EXCERPT -
Re: JNI and calling Hadoop jar files

Posted by jason hadoop <ja...@gmail.com>.
The exception reference to *org.apache.hadoop.hdfs.DistributedFileSystem*,
implies strongly that a hadoop-default.xml file, or at least a  job.xml file
is present.
Since hadoop-default.xml is bundled into the hadoop-0.X.Y-core.jar, the
assumption is that the core jar is available.
The class not found exception, the implication is that the
hadoop-0.X.Y-core.jar is not available to jni.

Given the above constraints, the two likely possibilities are that the -core
jar is unavailable or damaged, or that somehow the classloader being used
does not have access to the -core  jar.

A possible reason for the jar not being available is that the application is
running on a different machine, or as a different user and the jar is not
actually present or perhaps readable in the expected location.





Which way is your JNI, java application calling into a native shared
library, or a native application calling into a jvm that it instantiates via
libjvm calls?

Could you dump the classpath that is in effect before your failing jni call?
System.getProperty( "java.class.path"), and for that matter,
"java.library.path", or getenv("CLASSPATH)

WRITTEN EXERCISE 1 - Repeat the listing line for line, starting at its first line and ending with the line that contains "menu-help[interactable]: Справка —", which is included.

DATASET ENTRIES -
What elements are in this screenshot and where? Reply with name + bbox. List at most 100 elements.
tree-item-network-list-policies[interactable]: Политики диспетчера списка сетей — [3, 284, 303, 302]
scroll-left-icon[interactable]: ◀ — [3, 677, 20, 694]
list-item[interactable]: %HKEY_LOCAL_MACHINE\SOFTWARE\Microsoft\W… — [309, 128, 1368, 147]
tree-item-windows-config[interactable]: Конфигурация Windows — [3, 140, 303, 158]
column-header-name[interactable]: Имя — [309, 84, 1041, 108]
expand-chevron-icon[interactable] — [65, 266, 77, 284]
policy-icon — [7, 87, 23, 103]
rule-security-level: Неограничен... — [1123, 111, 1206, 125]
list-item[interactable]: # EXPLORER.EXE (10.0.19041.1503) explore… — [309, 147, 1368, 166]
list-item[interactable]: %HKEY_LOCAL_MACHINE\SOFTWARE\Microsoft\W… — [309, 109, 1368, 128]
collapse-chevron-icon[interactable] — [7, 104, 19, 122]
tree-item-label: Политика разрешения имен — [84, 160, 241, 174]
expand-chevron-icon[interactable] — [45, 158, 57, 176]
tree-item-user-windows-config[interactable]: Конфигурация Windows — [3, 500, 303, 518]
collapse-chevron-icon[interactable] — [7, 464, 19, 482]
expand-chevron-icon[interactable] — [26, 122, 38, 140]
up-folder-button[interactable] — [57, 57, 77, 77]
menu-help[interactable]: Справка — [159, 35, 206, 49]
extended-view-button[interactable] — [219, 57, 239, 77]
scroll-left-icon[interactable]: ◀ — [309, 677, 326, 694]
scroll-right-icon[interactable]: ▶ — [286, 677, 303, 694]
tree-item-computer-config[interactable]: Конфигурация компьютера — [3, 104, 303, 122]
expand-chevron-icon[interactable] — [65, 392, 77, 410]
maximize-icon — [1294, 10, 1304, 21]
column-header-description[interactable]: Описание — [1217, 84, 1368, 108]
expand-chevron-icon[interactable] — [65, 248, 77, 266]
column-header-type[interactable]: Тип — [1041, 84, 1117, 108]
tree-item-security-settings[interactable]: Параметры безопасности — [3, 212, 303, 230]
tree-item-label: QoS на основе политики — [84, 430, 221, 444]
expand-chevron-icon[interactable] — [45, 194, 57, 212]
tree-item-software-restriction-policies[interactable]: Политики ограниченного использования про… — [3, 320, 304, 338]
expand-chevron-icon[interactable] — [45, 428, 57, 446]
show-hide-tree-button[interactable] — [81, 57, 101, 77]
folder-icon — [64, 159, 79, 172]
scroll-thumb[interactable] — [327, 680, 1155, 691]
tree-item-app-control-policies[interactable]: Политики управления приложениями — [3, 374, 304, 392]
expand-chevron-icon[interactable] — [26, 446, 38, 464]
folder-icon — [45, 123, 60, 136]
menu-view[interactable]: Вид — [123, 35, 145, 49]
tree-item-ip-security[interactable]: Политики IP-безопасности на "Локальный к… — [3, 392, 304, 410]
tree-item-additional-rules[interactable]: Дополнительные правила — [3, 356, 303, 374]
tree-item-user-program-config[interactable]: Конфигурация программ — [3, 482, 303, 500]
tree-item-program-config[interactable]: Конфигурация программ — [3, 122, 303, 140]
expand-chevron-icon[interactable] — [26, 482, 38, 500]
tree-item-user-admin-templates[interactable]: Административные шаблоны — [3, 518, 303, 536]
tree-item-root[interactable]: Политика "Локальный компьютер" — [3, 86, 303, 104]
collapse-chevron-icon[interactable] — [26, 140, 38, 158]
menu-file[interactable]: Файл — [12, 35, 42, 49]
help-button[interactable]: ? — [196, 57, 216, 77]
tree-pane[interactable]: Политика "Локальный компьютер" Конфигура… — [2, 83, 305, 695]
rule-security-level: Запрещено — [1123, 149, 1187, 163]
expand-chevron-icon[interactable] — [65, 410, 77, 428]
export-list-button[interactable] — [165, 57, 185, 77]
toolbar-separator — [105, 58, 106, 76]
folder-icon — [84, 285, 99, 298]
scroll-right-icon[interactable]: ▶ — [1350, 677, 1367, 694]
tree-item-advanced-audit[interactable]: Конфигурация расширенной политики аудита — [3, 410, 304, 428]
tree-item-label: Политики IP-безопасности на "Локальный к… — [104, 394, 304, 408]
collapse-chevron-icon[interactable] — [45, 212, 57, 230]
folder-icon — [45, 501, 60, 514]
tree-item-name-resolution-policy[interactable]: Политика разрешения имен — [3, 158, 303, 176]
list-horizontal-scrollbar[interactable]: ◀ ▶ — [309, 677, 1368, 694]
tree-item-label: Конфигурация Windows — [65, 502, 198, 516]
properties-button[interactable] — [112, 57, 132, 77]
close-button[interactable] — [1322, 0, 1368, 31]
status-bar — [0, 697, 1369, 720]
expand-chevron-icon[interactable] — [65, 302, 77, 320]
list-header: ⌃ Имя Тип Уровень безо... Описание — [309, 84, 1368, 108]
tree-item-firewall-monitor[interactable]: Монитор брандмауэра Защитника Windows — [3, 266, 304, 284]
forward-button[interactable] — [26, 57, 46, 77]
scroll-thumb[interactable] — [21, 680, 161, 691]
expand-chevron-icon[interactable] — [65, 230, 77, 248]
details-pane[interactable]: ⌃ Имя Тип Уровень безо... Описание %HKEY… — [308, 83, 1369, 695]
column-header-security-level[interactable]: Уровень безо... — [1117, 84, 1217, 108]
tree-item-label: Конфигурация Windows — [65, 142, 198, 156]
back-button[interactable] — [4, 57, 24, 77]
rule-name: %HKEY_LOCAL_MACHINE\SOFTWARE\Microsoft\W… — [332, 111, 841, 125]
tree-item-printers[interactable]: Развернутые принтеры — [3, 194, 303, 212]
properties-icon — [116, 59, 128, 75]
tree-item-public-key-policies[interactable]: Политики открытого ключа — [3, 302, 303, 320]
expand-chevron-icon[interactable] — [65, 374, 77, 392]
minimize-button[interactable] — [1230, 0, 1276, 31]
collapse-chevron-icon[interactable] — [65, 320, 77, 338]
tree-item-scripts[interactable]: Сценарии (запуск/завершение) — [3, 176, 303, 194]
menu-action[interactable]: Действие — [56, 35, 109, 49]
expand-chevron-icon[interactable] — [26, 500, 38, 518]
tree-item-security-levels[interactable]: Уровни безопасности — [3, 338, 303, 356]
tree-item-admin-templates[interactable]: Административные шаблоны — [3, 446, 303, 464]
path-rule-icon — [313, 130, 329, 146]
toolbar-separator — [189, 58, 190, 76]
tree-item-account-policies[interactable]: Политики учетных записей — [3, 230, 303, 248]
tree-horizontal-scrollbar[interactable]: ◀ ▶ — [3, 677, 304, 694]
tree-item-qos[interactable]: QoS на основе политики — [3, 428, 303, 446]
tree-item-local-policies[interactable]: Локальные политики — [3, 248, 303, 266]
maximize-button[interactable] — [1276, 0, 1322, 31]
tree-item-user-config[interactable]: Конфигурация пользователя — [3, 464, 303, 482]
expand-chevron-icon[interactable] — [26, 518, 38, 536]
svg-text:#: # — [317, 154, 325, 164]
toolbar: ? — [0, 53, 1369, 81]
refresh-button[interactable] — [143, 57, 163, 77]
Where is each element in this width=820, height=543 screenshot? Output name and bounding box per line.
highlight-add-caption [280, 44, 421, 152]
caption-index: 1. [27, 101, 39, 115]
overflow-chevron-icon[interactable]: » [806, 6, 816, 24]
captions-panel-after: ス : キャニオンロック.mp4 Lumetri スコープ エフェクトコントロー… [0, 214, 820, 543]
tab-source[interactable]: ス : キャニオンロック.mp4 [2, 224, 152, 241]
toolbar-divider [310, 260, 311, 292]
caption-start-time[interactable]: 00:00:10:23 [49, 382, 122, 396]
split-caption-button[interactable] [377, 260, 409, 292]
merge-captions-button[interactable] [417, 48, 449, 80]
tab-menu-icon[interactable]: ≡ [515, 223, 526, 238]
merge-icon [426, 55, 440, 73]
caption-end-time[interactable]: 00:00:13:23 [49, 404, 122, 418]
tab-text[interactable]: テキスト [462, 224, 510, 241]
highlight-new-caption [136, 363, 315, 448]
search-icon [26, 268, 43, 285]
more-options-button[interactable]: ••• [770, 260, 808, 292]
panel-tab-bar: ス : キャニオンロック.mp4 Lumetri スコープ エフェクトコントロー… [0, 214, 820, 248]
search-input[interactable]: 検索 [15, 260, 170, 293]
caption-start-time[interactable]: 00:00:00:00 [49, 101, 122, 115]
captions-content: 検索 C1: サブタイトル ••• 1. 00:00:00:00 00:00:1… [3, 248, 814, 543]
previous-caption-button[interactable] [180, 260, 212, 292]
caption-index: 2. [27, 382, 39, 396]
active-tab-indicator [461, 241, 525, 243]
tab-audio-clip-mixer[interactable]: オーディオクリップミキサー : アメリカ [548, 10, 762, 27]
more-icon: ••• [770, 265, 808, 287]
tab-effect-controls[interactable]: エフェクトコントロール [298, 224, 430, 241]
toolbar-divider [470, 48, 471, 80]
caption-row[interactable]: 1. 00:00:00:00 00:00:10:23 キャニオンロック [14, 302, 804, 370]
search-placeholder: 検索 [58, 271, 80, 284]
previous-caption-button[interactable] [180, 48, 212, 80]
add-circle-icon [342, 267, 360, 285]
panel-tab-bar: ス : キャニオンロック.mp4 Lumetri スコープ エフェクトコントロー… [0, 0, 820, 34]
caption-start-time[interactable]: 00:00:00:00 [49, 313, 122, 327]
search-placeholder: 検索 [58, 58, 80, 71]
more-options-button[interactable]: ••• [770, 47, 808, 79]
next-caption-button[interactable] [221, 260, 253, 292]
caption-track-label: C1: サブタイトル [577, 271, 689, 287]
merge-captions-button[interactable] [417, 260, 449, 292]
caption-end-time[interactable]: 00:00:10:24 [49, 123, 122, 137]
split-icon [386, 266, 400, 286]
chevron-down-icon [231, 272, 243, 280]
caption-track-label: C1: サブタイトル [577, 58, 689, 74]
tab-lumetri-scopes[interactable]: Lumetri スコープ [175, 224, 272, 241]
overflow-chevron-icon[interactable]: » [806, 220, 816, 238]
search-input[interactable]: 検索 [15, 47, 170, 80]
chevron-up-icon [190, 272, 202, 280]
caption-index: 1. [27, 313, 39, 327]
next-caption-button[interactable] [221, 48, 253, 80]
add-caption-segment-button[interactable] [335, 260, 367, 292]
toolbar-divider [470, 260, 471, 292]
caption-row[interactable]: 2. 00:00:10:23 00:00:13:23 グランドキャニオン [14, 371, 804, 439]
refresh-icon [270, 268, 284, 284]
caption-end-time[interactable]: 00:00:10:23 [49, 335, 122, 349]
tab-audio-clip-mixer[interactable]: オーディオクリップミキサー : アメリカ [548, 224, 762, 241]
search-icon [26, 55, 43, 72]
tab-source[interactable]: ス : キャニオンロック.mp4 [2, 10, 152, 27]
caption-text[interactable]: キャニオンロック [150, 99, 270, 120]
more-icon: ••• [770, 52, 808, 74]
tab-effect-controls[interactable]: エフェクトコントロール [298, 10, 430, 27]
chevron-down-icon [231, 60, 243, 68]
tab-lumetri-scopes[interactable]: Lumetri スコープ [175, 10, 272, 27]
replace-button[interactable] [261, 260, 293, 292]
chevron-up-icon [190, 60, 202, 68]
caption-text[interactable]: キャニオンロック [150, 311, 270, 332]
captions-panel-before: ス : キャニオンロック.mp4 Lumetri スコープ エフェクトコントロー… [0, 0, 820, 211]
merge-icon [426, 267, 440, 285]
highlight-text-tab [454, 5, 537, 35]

WRITTEN EXERCISE 2 - In the forum reply about JNI and Hadoop jar files, write out the passage from "Which way is" up to and including "failing jni call?", with "classpath" swapped for "environment".

WRITTEN RESPONSE 1 -
What elements are in this screenshot and where? Reply with name + bbox. List at most 100 elements.
tree-item-network-list-policies[interactable]: Политики диспетчера списка сетей — [3, 284, 303, 302]
scroll-left-icon[interactable]: ◀ — [3, 677, 20, 694]
list-item[interactable]: %HKEY_LOCAL_MACHINE\SOFTWARE\Microsoft\W… — [309, 128, 1368, 147]
tree-item-windows-config[interactable]: Конфигурация Windows — [3, 140, 303, 158]
column-header-name[interactable]: Имя — [309, 84, 1041, 108]
expand-chevron-icon[interactable] — [65, 266, 77, 284]
policy-icon — [7, 87, 23, 103]
rule-security-level: Неограничен... — [1123, 111, 1206, 125]
list-item[interactable]: # EXPLORER.EXE (10.0.19041.1503) explore… — [309, 147, 1368, 166]
list-item[interactable]: %HKEY_LOCAL_MACHINE\SOFTWARE\Microsoft\W… — [309, 109, 1368, 128]
collapse-chevron-icon[interactable] — [7, 104, 19, 122]
tree-item-label: Политика разрешения имен — [84, 160, 241, 174]
expand-chevron-icon[interactable] — [45, 158, 57, 176]
tree-item-user-windows-config[interactable]: Конфигурация Windows — [3, 500, 303, 518]
collapse-chevron-icon[interactable] — [7, 464, 19, 482]
expand-chevron-icon[interactable] — [26, 122, 38, 140]
up-folder-button[interactable] — [57, 57, 77, 77]
menu-help[interactable]: Справка — [159, 35, 206, 49]

WRITTEN RESPONSE 2 -
Which way is your JNI, java application calling into a native shared
library, or a native application calling into a jvm that it instantiates via
libjvm calls?

Could you dump the environment that is in effect before your failing jni call?